▶ **Exercise**
Find the line containing "Give me a plain-text", then print it and each following line through the end of the records, exactly and with nothing added; leave out any pictures.

● ● ● ● ● ● ●

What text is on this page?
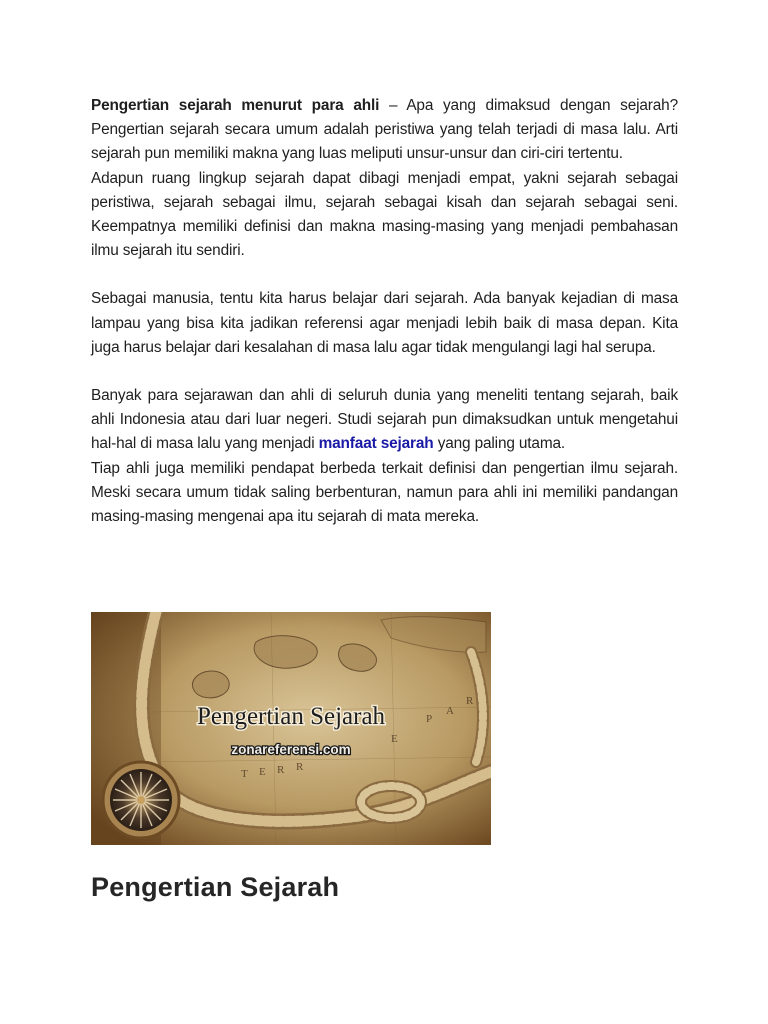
Pengertian sejarah menurut para ahli – Apa yang dimaksud dengan sejarah? Pengertian sejarah secara umum adalah peristiwa yang telah terjadi di masa lalu. Arti sejarah pun memiliki makna yang luas meliputi unsur-unsur dan ciri-ciri tertentu.

Adapun ruang lingkup sejarah dapat dibagi menjadi empat, yakni sejarah sebagai peristiwa, sejarah sebagai ilmu, sejarah sebagai kisah dan sejarah sebagai seni. Keempatnya memiliki definisi dan makna masing-masing yang menjadi pembahasan ilmu sejarah itu sendiri.

Sebagai manusia, tentu kita harus belajar dari sejarah. Ada banyak kejadian di masa lampau yang bisa kita jadikan referensi agar menjadi lebih baik di masa depan. Kita juga harus belajar dari kesalahan di masa lalu agar tidak mengulangi lagi hal serupa.

Banyak para sejarawan dan ahli di seluruh dunia yang meneliti tentang sejarah, baik ahli Indonesia atau dari luar negeri. Studi sejarah pun dimaksudkan untuk mengetahui hal-hal di masa lalu yang menjadi manfaat sejarah yang paling utama.

Tiap ahli juga memiliki pendapat berbeda terkait definisi dan pengertian ilmu sejarah. Meski secara umum tidak saling berbenturan, namun para ahli ini memiliki pandangan masing-masing mengenai apa itu sejarah di mata mereka.

T E R R
E
P
A
R
Pengertian Sejarah
zonareferensi.com
Pengertian Sejarah
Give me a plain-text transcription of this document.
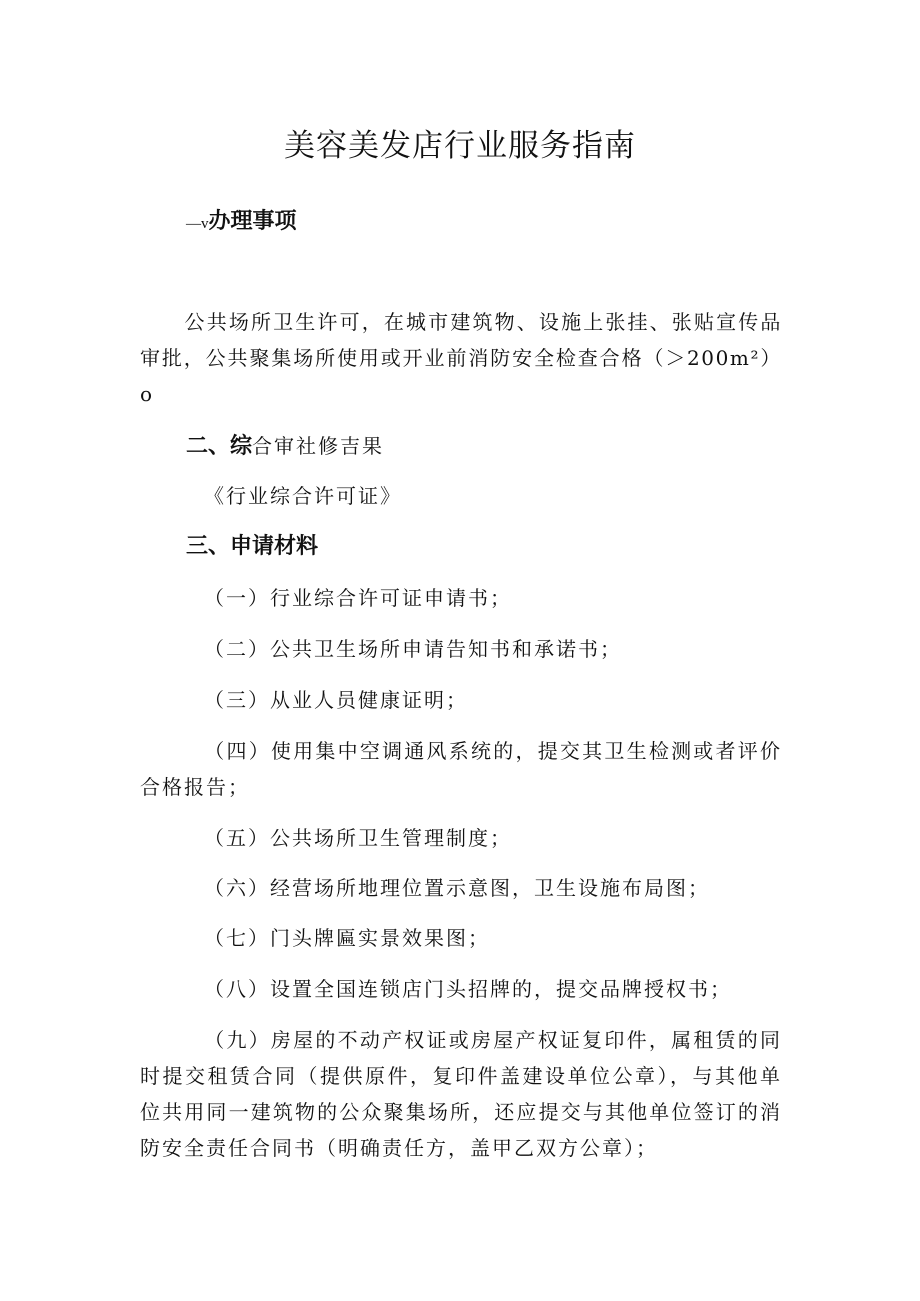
美容美发店行业服务指南
—v办理事项

公共场所卫生许可，在城市建筑物、设施上张挂、张贴宣传品审批，公共聚集场所使用或开业前消防安全检查合格（＞200m²）o

二、综合审社修吉果
《行业综合许可证》
三、申请材料

（一）行业综合许可证申请书；

（二）公共卫生场所申请告知书和承诺书；

（三）从业人员健康证明；

（四）使用集中空调通风系统的，提交其卫生检测或者评价合格报告；

（五）公共场所卫生管理制度；

（六）经营场所地理位置示意图，卫生设施布局图；

（七）门头牌匾实景效果图；

（八）设置全国连锁店门头招牌的，提交品牌授权书；

（九）房屋的不动产权证或房屋产权证复印件，属租赁的同时提交租赁合同（提供原件，复印件盖建设单位公章），与其他单位共用同一建筑物的公众聚集场所，还应提交与其他单位签订的消防安全责任合同书（明确责任方，盖甲乙双方公章）；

● ● ● ● ● ● ●

▶ **Written solution**
Give me a plain-text transcription of this document.
美容美发店行业服务指南
—v办理事项

公共场所卫生许可，在城市建筑物、设施上张挂、张贴宣传品审批，公共聚集场所使用或开业前消防安全检查合格（＞200m²）o

二、综合审社修吉果
《行业综合许可证》
三、申请材料

（一）行业综合许可证申请书；

（二）公共卫生场所申请告知书和承诺书；

（三）从业人员健康证明；

（四）使用集中空调通风系统的，提交其卫生检测或者评价合格报告；

（五）公共场所卫生管理制度；

（六）经营场所地理位置示意图，卫生设施布局图；

（七）门头牌匾实景效果图；

（八）设置全国连锁店门头招牌的，提交品牌授权书；

（九）房屋的不动产权证或房屋产权证复印件，属租赁的同时提交租赁合同（提供原件，复印件盖建设单位公章），与其他单位共用同一建筑物的公众聚集场所，还应提交与其他单位签订的消防安全责任合同书（明确责任方，盖甲乙双方公章）；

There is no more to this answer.